The request. Reproduce the listing below unchanged, from its first line down to and including the line that contains "<box>267 939 1425 961</box>", and nothing beyond it.

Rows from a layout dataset
**********
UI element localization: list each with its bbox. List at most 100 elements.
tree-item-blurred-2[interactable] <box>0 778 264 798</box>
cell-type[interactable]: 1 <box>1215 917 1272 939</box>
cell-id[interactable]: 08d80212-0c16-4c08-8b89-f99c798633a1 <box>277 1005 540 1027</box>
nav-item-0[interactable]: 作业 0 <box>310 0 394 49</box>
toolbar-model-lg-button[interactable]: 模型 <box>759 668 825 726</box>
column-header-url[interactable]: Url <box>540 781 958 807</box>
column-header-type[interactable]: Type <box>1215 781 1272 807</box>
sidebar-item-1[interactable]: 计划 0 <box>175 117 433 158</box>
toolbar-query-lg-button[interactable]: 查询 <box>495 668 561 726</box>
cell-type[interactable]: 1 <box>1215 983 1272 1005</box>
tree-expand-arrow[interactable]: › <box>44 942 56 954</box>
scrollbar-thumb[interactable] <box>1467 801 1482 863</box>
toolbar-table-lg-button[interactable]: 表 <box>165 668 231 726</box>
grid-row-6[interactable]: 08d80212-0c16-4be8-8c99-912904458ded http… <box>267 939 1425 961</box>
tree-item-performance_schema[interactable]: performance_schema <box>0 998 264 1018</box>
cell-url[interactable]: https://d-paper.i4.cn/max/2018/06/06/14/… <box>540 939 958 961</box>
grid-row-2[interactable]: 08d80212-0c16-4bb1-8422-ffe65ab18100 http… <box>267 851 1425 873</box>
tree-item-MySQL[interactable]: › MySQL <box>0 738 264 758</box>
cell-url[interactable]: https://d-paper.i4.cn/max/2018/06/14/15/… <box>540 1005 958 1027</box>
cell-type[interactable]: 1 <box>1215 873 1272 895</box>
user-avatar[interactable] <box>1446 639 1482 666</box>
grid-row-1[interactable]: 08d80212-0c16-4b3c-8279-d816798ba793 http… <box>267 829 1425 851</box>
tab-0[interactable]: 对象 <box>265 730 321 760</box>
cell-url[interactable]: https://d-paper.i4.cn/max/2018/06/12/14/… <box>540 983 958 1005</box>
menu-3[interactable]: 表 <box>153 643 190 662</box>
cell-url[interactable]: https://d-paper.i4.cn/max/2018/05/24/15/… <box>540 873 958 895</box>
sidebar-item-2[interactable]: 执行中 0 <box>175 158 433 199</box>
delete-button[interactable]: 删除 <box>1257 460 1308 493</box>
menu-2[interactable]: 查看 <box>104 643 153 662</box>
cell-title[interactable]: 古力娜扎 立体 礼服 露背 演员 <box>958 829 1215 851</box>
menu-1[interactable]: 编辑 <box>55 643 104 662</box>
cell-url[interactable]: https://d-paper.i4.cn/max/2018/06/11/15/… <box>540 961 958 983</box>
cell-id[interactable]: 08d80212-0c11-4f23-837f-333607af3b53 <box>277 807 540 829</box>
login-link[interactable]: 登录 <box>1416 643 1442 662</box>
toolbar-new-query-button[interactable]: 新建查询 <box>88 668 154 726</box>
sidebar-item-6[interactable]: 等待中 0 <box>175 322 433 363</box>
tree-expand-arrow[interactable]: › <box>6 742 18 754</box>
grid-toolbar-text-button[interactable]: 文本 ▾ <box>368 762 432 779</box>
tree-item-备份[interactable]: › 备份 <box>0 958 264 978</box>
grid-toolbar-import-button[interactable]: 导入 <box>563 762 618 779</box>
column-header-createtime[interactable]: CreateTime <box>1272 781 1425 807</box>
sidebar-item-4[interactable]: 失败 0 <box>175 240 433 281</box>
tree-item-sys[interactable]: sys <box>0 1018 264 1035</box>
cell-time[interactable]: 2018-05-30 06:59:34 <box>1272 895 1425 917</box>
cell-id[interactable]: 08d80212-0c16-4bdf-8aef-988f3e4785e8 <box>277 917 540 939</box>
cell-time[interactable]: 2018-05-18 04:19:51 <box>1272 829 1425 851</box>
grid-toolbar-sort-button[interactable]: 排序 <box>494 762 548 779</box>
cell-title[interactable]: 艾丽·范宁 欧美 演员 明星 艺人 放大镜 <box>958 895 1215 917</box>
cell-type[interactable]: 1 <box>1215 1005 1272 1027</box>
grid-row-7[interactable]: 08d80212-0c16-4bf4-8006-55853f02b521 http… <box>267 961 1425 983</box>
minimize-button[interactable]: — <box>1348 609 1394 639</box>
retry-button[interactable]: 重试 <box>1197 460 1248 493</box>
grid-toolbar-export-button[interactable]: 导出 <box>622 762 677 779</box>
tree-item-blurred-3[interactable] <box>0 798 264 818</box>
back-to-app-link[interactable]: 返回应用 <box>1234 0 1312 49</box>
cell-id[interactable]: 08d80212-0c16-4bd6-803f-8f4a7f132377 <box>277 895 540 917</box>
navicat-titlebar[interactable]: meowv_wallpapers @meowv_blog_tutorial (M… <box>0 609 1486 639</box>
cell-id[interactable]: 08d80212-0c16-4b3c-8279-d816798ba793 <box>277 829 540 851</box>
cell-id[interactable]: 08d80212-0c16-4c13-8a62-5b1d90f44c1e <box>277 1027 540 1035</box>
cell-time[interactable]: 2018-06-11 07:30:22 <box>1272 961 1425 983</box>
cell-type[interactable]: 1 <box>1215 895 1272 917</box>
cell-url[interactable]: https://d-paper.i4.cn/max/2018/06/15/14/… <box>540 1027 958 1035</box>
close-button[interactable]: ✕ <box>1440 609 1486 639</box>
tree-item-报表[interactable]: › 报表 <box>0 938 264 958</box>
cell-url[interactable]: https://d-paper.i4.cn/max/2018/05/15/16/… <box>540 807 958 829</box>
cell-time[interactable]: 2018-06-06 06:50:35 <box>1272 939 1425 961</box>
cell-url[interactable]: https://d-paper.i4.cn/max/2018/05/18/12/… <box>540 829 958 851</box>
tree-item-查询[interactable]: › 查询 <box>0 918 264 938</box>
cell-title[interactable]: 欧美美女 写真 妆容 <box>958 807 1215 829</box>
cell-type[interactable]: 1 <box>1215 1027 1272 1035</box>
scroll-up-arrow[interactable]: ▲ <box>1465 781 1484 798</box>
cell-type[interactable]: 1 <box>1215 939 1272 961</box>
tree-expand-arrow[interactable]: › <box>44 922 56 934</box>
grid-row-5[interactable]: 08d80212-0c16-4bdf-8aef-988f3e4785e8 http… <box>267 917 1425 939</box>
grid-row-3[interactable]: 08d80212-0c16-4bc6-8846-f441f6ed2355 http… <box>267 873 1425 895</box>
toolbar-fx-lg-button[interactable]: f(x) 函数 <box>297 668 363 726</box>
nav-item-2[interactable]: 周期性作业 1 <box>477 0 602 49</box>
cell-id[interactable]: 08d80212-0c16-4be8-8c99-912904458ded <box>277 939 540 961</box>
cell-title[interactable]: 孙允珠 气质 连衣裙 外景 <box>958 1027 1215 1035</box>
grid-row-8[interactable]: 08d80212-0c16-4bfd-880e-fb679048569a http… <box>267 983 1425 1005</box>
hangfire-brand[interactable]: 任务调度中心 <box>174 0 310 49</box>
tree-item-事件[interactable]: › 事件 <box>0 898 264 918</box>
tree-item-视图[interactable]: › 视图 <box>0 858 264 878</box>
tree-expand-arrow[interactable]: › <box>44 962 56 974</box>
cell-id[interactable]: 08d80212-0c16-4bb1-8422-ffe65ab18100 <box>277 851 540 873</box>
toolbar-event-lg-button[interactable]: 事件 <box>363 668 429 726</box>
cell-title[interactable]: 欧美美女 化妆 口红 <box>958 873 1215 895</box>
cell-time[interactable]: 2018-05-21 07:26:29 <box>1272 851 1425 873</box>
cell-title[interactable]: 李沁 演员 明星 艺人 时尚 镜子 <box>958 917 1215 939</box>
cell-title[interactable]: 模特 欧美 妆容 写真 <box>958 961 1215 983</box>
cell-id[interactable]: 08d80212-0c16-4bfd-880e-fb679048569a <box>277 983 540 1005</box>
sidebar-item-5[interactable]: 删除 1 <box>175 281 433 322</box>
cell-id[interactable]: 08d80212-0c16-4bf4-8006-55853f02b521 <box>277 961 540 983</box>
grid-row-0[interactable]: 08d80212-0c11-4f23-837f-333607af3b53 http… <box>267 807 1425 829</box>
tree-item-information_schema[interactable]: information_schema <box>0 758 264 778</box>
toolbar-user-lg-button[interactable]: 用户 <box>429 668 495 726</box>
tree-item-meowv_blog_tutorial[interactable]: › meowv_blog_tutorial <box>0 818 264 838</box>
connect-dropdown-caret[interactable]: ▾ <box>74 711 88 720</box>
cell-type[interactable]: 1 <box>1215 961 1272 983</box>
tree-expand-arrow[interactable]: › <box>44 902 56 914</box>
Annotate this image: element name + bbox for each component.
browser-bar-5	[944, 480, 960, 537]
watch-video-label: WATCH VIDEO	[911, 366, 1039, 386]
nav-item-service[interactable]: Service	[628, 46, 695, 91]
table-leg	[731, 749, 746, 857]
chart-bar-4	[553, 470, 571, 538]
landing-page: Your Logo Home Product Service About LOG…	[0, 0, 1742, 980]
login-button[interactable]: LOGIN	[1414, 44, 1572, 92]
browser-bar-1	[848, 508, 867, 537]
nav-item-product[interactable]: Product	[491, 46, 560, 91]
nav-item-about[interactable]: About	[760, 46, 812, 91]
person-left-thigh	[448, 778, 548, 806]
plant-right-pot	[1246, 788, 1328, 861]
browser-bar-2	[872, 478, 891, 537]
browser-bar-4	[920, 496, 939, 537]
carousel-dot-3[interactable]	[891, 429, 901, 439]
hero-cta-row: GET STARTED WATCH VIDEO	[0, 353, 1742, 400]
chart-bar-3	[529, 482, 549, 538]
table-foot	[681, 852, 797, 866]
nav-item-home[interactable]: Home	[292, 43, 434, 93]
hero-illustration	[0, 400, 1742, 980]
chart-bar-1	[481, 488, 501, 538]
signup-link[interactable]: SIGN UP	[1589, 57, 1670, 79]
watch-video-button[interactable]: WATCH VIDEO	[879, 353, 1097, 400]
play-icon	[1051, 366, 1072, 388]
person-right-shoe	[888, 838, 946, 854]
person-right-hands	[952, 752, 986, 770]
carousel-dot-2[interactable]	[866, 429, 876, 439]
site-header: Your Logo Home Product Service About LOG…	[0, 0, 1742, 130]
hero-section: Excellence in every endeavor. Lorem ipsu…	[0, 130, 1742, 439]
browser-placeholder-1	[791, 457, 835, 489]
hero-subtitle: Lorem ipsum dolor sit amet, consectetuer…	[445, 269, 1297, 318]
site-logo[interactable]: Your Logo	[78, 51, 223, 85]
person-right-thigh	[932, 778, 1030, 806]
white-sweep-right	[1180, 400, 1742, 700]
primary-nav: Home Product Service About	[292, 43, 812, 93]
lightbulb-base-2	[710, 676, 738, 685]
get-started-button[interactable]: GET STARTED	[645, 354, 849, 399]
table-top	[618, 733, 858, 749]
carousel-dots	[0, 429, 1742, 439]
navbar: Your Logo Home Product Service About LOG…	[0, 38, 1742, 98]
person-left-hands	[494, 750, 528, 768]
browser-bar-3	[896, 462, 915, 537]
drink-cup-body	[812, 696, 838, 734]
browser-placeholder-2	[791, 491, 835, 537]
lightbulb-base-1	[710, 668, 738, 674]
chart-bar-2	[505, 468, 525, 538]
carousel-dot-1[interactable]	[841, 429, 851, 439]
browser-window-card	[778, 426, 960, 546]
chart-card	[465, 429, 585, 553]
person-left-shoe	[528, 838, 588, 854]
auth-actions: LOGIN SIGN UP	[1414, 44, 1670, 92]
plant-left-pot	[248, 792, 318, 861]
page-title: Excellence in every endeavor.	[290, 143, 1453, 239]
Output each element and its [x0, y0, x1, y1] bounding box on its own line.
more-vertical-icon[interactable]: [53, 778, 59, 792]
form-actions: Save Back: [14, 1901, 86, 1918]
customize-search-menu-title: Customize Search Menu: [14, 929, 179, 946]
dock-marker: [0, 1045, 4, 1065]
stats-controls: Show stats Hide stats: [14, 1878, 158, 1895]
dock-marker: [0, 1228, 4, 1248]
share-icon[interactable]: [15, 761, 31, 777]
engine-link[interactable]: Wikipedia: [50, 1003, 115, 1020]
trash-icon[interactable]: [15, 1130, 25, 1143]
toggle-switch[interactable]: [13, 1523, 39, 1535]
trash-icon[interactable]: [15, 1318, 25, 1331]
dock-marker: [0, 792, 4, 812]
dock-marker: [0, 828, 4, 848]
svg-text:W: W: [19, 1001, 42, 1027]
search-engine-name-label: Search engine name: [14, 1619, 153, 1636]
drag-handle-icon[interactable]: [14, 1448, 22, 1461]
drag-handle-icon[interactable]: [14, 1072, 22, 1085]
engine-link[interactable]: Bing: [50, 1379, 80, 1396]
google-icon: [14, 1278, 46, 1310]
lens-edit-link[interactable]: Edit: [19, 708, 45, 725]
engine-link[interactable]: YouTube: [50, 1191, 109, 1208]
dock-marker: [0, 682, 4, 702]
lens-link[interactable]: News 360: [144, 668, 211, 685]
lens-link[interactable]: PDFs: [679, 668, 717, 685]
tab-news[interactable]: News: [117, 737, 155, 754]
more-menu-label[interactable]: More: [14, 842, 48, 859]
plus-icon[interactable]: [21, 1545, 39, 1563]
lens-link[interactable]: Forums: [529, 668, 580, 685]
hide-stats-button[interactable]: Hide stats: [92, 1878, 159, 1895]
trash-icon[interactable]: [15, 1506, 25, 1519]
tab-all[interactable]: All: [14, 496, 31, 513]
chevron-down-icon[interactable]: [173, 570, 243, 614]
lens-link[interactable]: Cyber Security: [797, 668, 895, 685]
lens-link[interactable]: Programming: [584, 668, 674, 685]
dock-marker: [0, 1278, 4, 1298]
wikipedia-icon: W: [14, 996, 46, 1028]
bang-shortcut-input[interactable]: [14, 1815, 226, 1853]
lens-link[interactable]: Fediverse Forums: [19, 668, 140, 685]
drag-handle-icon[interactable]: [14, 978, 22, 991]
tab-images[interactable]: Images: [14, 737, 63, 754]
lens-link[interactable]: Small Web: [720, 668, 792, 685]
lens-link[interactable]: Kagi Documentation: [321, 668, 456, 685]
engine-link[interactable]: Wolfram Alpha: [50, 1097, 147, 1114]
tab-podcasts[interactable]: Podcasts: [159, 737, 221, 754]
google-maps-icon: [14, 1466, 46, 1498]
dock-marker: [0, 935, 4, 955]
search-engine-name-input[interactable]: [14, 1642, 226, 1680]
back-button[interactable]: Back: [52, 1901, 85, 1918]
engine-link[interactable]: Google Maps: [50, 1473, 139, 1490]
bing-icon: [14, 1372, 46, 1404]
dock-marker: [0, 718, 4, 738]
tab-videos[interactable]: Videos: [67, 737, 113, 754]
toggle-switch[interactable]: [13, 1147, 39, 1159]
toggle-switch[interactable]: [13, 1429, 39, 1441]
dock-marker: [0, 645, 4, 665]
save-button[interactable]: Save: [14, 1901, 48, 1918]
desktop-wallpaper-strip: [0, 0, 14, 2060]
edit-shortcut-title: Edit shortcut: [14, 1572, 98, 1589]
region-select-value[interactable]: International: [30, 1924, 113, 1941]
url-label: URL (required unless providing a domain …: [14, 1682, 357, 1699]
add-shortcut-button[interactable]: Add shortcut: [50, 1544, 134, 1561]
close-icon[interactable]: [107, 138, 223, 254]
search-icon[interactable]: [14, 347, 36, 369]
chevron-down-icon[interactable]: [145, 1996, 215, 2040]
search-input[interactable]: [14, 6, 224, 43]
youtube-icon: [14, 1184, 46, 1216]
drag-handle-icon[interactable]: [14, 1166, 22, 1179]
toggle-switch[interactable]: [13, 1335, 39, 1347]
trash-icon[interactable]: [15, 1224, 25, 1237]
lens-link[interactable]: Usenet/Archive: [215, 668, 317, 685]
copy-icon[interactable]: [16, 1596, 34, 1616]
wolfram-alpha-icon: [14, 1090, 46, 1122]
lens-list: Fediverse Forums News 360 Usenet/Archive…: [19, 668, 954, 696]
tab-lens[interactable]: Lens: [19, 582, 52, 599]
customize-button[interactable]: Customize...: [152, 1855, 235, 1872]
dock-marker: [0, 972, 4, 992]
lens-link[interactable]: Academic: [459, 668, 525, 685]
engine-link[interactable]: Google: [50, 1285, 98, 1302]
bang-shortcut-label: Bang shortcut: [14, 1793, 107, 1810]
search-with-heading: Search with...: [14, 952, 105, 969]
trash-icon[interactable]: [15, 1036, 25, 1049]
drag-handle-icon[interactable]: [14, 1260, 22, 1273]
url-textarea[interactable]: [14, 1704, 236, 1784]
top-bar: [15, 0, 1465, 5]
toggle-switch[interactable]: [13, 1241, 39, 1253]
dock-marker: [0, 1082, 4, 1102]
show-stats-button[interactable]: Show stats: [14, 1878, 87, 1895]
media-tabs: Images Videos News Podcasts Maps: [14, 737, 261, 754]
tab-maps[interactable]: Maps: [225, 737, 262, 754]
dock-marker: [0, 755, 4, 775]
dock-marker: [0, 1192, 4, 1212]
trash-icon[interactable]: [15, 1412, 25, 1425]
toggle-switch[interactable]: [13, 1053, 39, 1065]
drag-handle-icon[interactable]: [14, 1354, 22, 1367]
**********
Full answer.
UI element localization: list each with its bbox. List at most 100 elements.
tree-item-blurred-2[interactable] <box>0 778 264 798</box>
cell-type[interactable]: 1 <box>1215 917 1272 939</box>
cell-id[interactable]: 08d80212-0c16-4c08-8b89-f99c798633a1 <box>277 1005 540 1027</box>
nav-item-0[interactable]: 作业 0 <box>310 0 394 49</box>
toolbar-model-lg-button[interactable]: 模型 <box>759 668 825 726</box>
column-header-url[interactable]: Url <box>540 781 958 807</box>
column-header-type[interactable]: Type <box>1215 781 1272 807</box>
sidebar-item-1[interactable]: 计划 0 <box>175 117 433 158</box>
toolbar-query-lg-button[interactable]: 查询 <box>495 668 561 726</box>
cell-type[interactable]: 1 <box>1215 983 1272 1005</box>
tree-expand-arrow[interactable]: › <box>44 942 56 954</box>
scrollbar-thumb[interactable] <box>1467 801 1482 863</box>
toolbar-table-lg-button[interactable]: 表 <box>165 668 231 726</box>
grid-row-6[interactable]: 08d80212-0c16-4be8-8c99-912904458ded http… <box>267 939 1425 961</box>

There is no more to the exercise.